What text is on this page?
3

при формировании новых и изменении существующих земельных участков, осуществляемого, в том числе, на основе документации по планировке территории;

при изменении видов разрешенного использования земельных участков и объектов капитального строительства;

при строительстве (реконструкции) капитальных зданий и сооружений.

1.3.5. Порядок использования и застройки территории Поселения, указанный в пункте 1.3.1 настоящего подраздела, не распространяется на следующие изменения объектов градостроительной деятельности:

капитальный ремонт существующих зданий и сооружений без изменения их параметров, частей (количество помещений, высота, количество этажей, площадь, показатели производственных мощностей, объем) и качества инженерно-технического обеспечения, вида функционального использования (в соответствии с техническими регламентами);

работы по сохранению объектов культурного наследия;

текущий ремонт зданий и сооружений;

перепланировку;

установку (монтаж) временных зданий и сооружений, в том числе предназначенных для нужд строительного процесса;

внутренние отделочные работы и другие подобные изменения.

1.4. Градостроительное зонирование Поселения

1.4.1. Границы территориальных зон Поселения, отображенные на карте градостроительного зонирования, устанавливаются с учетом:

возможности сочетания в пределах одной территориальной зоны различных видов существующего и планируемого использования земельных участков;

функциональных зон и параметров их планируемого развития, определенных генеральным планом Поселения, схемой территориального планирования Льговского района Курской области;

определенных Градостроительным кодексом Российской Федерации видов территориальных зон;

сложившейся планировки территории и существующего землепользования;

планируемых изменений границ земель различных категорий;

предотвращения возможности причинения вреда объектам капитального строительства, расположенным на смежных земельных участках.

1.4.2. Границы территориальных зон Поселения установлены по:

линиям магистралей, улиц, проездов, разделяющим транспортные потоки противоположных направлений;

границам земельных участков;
★ ★ ★ ★
Request
Above are several records. Count the lines among them that contain "возможности" and give only the total.

Full response
2